Your task is to write out the complete listing exactly as it is shown.
-- start of Data rows --
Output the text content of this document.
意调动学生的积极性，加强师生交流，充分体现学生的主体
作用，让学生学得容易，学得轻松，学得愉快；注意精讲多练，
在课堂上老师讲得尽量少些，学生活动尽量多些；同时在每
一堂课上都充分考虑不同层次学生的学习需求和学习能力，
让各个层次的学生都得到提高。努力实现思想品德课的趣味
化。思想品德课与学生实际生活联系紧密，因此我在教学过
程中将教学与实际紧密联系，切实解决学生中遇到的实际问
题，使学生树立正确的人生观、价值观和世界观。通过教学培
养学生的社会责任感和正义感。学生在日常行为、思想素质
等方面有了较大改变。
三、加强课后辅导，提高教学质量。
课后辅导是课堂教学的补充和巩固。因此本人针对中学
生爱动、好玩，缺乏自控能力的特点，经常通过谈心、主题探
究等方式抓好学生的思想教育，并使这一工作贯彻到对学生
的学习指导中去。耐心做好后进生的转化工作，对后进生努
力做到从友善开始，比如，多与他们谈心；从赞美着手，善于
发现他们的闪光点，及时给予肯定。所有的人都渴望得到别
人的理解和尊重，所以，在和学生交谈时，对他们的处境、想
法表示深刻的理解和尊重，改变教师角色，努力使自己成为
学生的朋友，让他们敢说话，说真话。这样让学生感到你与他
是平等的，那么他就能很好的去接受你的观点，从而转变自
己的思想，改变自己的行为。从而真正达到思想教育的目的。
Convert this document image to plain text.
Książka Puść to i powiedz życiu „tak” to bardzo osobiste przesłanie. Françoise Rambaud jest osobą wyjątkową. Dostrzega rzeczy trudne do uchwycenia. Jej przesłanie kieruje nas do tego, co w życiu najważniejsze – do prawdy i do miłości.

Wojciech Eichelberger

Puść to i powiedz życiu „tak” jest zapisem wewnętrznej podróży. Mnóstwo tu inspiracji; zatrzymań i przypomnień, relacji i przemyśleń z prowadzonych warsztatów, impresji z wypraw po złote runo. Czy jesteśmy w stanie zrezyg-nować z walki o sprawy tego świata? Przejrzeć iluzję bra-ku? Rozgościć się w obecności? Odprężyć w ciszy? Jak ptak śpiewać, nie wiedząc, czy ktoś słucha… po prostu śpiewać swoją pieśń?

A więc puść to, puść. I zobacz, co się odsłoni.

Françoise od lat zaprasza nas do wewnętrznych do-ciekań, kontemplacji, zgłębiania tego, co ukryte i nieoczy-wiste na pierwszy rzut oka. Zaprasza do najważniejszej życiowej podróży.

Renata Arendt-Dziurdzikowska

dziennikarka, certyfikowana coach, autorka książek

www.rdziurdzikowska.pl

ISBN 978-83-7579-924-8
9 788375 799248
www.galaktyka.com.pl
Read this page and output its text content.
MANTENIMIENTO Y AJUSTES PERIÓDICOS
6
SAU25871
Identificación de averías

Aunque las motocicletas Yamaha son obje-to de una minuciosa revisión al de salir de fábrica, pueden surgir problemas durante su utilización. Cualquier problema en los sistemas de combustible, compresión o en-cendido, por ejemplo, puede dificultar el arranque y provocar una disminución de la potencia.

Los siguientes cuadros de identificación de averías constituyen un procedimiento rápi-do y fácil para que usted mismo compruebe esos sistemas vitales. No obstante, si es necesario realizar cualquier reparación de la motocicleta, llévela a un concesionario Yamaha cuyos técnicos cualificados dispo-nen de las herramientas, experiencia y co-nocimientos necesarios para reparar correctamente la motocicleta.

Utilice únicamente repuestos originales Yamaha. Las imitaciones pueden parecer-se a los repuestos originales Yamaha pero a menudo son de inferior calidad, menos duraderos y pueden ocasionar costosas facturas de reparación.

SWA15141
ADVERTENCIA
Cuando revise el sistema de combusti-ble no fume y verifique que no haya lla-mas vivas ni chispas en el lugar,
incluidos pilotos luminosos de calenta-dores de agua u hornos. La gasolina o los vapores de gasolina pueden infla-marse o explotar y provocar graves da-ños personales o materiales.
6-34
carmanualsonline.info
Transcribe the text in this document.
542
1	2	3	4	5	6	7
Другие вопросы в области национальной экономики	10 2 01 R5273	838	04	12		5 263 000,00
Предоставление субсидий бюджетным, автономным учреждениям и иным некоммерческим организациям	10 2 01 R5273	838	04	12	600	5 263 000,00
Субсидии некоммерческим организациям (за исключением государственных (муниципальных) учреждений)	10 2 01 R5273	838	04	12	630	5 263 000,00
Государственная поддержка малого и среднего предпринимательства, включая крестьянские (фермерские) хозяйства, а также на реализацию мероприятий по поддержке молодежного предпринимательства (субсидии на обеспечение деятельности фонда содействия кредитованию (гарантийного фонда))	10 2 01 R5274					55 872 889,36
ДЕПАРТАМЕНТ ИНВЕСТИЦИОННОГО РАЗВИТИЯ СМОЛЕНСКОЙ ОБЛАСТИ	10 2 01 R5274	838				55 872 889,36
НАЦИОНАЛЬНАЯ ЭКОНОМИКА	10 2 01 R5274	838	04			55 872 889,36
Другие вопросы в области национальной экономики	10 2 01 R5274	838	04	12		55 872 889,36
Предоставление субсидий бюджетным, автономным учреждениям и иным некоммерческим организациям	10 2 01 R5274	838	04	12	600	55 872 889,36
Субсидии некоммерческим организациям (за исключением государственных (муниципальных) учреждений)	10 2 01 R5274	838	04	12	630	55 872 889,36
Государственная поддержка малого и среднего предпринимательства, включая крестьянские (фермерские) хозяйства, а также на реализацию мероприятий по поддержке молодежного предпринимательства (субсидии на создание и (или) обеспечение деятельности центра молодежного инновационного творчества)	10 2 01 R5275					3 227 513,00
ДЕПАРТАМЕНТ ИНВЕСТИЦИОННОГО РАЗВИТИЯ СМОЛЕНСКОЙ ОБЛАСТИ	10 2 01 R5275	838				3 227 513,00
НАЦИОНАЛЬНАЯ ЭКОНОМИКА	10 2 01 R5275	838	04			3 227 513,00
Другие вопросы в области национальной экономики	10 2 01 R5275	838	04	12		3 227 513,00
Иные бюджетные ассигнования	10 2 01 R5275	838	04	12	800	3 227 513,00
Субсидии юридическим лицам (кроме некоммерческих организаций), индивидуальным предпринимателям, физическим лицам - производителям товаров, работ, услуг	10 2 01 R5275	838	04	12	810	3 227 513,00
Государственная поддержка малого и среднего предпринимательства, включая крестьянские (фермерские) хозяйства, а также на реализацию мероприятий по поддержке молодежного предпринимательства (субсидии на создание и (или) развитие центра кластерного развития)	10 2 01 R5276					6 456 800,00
-- end of Data rows --
Final answer —
Output the text content of this document.
意调动学生的积极性，加强师生交流，充分体现学生的主体
作用，让学生学得容易，学得轻松，学得愉快；注意精讲多练，
在课堂上老师讲得尽量少些，学生活动尽量多些；同时在每
一堂课上都充分考虑不同层次学生的学习需求和学习能力，
让各个层次的学生都得到提高。努力实现思想品德课的趣味
化。思想品德课与学生实际生活联系紧密，因此我在教学过
程中将教学与实际紧密联系，切实解决学生中遇到的实际问
题，使学生树立正确的人生观、价值观和世界观。通过教学培
养学生的社会责任感和正义感。学生在日常行为、思想素质
等方面有了较大改变。
三、加强课后辅导，提高教学质量。
课后辅导是课堂教学的补充和巩固。因此本人针对中学
生爱动、好玩，缺乏自控能力的特点，经常通过谈心、主题探
究等方式抓好学生的思想教育，并使这一工作贯彻到对学生
的学习指导中去。耐心做好后进生的转化工作，对后进生努
力做到从友善开始，比如，多与他们谈心；从赞美着手，善于
发现他们的闪光点，及时给予肯定。所有的人都渴望得到别
人的理解和尊重，所以，在和学生交谈时，对他们的处境、想
法表示深刻的理解和尊重，改变教师角色，努力使自己成为
学生的朋友，让他们敢说话，说真话。这样让学生感到你与他
是平等的，那么他就能很好的去接受你的观点，从而转变自
己的思想，改变自己的行为。从而真正达到思想教育的目的。
Convert this document image to plain text.
Książka Puść to i powiedz życiu „tak” to bardzo osobiste przesłanie. Françoise Rambaud jest osobą wyjątkową. Dostrzega rzeczy trudne do uchwycenia. Jej przesłanie kieruje nas do tego, co w życiu najważniejsze – do prawdy i do miłości.

Wojciech Eichelberger

Puść to i powiedz życiu „tak” jest zapisem wewnętrznej podróży. Mnóstwo tu inspiracji; zatrzymań i przypomnień, relacji i przemyśleń z prowadzonych warsztatów, impresji z wypraw po złote runo. Czy jesteśmy w stanie zrezyg-nować z walki o sprawy tego świata? Przejrzeć iluzję bra-ku? Rozgościć się w obecności? Odprężyć w ciszy? Jak ptak śpiewać, nie wiedząc, czy ktoś słucha… po prostu śpiewać swoją pieśń?

A więc puść to, puść. I zobacz, co się odsłoni.

Françoise od lat zaprasza nas do wewnętrznych do-ciekań, kontemplacji, zgłębiania tego, co ukryte i nieoczy-wiste na pierwszy rzut oka. Zaprasza do najważniejszej życiowej podróży.

Renata Arendt-Dziurdzikowska

dziennikarka, certyfikowana coach, autorka książek

www.rdziurdzikowska.pl

ISBN 978-83-7579-924-8
9 788375 799248
www.galaktyka.com.pl
Read this page and output its text content.
MANTENIMIENTO Y AJUSTES PERIÓDICOS
6
SAU25871
Identificación de averías

Aunque las motocicletas Yamaha son obje-to de una minuciosa revisión al de salir de fábrica, pueden surgir problemas durante su utilización. Cualquier problema en los sistemas de combustible, compresión o en-cendido, por ejemplo, puede dificultar el arranque y provocar una disminución de la potencia.

Los siguientes cuadros de identificación de averías constituyen un procedimiento rápi-do y fácil para que usted mismo compruebe esos sistemas vitales. No obstante, si es necesario realizar cualquier reparación de la motocicleta, llévela a un concesionario Yamaha cuyos técnicos cualificados dispo-nen de las herramientas, experiencia y co-nocimientos necesarios para reparar correctamente la motocicleta.

Utilice únicamente repuestos originales Yamaha. Las imitaciones pueden parecer-se a los repuestos originales Yamaha pero a menudo son de inferior calidad, menos duraderos y pueden ocasionar costosas facturas de reparación.

SWA15141
ADVERTENCIA
Cuando revise el sistema de combusti-ble no fume y verifique que no haya lla-mas vivas ni chispas en el lugar,
incluidos pilotos luminosos de calenta-dores de agua u hornos. La gasolina o los vapores de gasolina pueden infla-marse o explotar y provocar graves da-ños personales o materiales.
6-34
carmanualsonline.info
Transcribe the text in this document.
542
1	2	3	4	5	6	7
Другие вопросы в области национальной экономики	10 2 01 R5273	838	04	12		5 263 000,00
Предоставление субсидий бюджетным, автономным учреждениям и иным некоммерческим организациям	10 2 01 R5273	838	04	12	600	5 263 000,00
Субсидии некоммерческим организациям (за исключением государственных (муниципальных) учреждений)	10 2 01 R5273	838	04	12	630	5 263 000,00
Государственная поддержка малого и среднего предпринимательства, включая крестьянские (фермерские) хозяйства, а также на реализацию мероприятий по поддержке молодежного предпринимательства (субсидии на обеспечение деятельности фонда содействия кредитованию (гарантийного фонда))	10 2 01 R5274					55 872 889,36
ДЕПАРТАМЕНТ ИНВЕСТИЦИОННОГО РАЗВИТИЯ СМОЛЕНСКОЙ ОБЛАСТИ	10 2 01 R5274	838				55 872 889,36
НАЦИОНАЛЬНАЯ ЭКОНОМИКА	10 2 01 R5274	838	04			55 872 889,36
Другие вопросы в области национальной экономики	10 2 01 R5274	838	04	12		55 872 889,36
Предоставление субсидий бюджетным, автономным учреждениям и иным некоммерческим организациям	10 2 01 R5274	838	04	12	600	55 872 889,36
Субсидии некоммерческим организациям (за исключением государственных (муниципальных) учреждений)	10 2 01 R5274	838	04	12	630	55 872 889,36
Государственная поддержка малого и среднего предпринимательства, включая крестьянские (фермерские) хозяйства, а также на реализацию мероприятий по поддержке молодежного предпринимательства (субсидии на создание и (или) обеспечение деятельности центра молодежного инновационного творчества)	10 2 01 R5275					3 227 513,00
ДЕПАРТАМЕНТ ИНВЕСТИЦИОННОГО РАЗВИТИЯ СМОЛЕНСКОЙ ОБЛАСТИ	10 2 01 R5275	838				3 227 513,00
НАЦИОНАЛЬНАЯ ЭКОНОМИКА	10 2 01 R5275	838	04			3 227 513,00
Другие вопросы в области национальной экономики	10 2 01 R5275	838	04	12		3 227 513,00
Иные бюджетные ассигнования	10 2 01 R5275	838	04	12	800	3 227 513,00
Субсидии юридическим лицам (кроме некоммерческих организаций), индивидуальным предпринимателям, физическим лицам - производителям товаров, работ, услуг	10 2 01 R5275	838	04	12	810	3 227 513,00
Государственная поддержка малого и среднего предпринимательства, включая крестьянские (фермерские) хозяйства, а также на реализацию мероприятий по поддержке молодежного предпринимательства (субсидии на создание и (или) развитие центра кластерного развития)	10 2 01 R5276					6 456 800,00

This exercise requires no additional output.